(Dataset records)

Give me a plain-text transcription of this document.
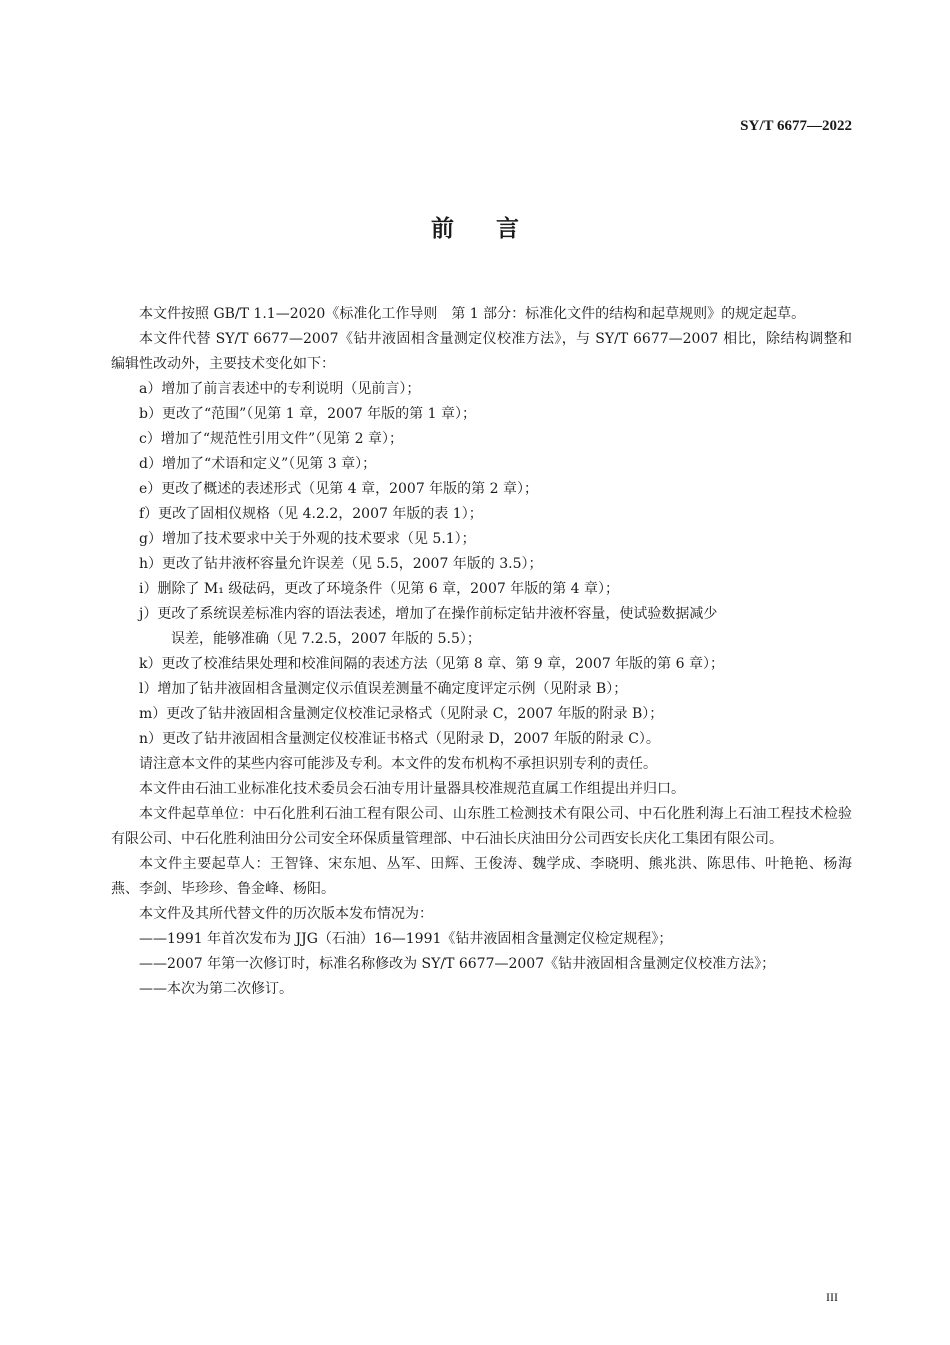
SY/T 6677—2022
前言

本文件按照 GB/T 1.1—2020《标准化工作导则　第 1 部分：标准化文件的结构和起草规则》的规定起草。

本文件代替 SY/T 6677—2007《钻井液固相含量测定仪校准方法》，与 SY/T 6677—2007 相比，除结构调整和编辑性改动外，主要技术变化如下：

a）增加了前言表述中的专利说明（见前言）；

b）更改了“范围”（见第 1 章，2007 年版的第 1 章）；

c）增加了“规范性引用文件”（见第 2 章）；

d）增加了“术语和定义”（见第 3 章）；

e）更改了概述的表述形式（见第 4 章，2007 年版的第 2 章）；

f）更改了固相仪规格（见 4.2.2，2007 年版的表 1）；

g）增加了技术要求中关于外观的技术要求（见 5.1）；

h）更改了钻井液杯容量允许误差（见 5.5，2007 年版的 3.5）；

i）删除了 M₁ 级砝码，更改了环境条件（见第 6 章，2007 年版的第 4 章）；

j）更改了系统误差标准内容的语法表述，增加了在操作前标定钻井液杯容量，使试验数据减少
误差，能够准确（见 7.2.5，2007 年版的 5.5）；

k）更改了校准结果处理和校准间隔的表述方法（见第 8 章、第 9 章，2007 年版的第 6 章）；

l）增加了钻井液固相含量测定仪示值误差测量不确定度评定示例（见附录 B）；

m）更改了钻井液固相含量测定仪校准记录格式（见附录 C，2007 年版的附录 B）；

n）更改了钻井液固相含量测定仪校准证书格式（见附录 D，2007 年版的附录 C）。

请注意本文件的某些内容可能涉及专利。本文件的发布机构不承担识别专利的责任。

本文件由石油工业标准化技术委员会石油专用计量器具校准规范直属工作组提出并归口。

本文件起草单位：中石化胜利石油工程有限公司、山东胜工检测技术有限公司、中石化胜利海上石油工程技术检验有限公司、中石化胜利油田分公司安全环保质量管理部、中石油长庆油田分公司西安长庆化工集团有限公司。

本文件主要起草人：王智锋、宋东旭、丛军、田辉、王俊涛、魏学成、李晓明、熊兆洪、陈思伟、叶艳艳、杨海燕、李剑、毕珍珍、鲁金峰、杨阳。

本文件及其所代替文件的历次版本发布情况为：

——1991 年首次发布为 JJG（石油）16—1991《钻井液固相含量测定仪检定规程》；

——2007 年第一次修订时，标准名称修改为 SY/T 6677—2007《钻井液固相含量测定仪校准方法》；

——本次为第二次修订。

III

**Exercise:** Look through the records and gather each line with the word "年版的附录".

**Reply to the task:**
m）更改了钻井液固相含量测定仪校准记录格式（见附录 C，2007 年版的附录 B）；
n）更改了钻井液固相含量测定仪校准证书格式（见附录 D，2007 年版的附录 C）。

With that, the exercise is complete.